Given task. Search the material for "title" and show all lines that contain it.

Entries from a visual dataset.
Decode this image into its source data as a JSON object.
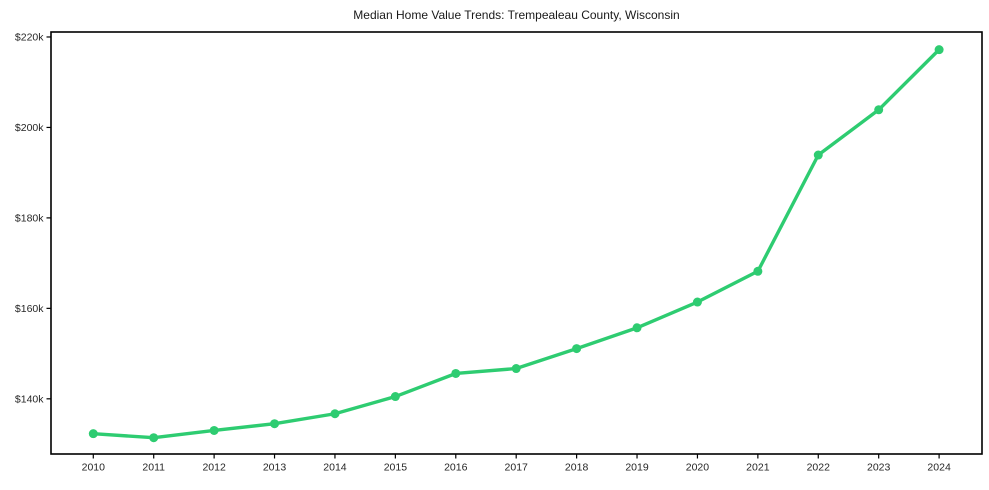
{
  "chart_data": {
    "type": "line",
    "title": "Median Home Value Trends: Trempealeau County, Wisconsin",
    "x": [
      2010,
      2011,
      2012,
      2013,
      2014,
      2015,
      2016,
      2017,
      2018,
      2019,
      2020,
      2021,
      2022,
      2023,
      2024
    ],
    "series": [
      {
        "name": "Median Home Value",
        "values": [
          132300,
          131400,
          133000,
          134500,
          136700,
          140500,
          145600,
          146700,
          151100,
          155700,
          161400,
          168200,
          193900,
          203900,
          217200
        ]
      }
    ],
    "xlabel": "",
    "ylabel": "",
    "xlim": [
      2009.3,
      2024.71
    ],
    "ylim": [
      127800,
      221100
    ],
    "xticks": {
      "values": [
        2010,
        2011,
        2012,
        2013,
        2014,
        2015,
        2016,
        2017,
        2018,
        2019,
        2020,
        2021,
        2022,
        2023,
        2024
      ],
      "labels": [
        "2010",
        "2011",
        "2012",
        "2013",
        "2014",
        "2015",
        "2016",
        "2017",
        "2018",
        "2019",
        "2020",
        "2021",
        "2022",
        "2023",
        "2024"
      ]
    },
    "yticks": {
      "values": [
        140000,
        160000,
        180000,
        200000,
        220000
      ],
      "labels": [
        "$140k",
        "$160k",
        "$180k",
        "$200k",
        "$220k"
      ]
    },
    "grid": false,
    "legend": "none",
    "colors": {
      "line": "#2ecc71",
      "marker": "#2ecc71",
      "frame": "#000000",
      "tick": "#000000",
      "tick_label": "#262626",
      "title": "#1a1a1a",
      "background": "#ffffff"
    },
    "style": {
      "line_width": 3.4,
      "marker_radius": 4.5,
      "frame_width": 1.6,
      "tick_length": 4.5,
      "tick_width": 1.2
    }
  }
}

Solution to this task.
    "title": "Median Home Value Trends: Trempealeau County, Wisconsin",
      "title": "#1a1a1a",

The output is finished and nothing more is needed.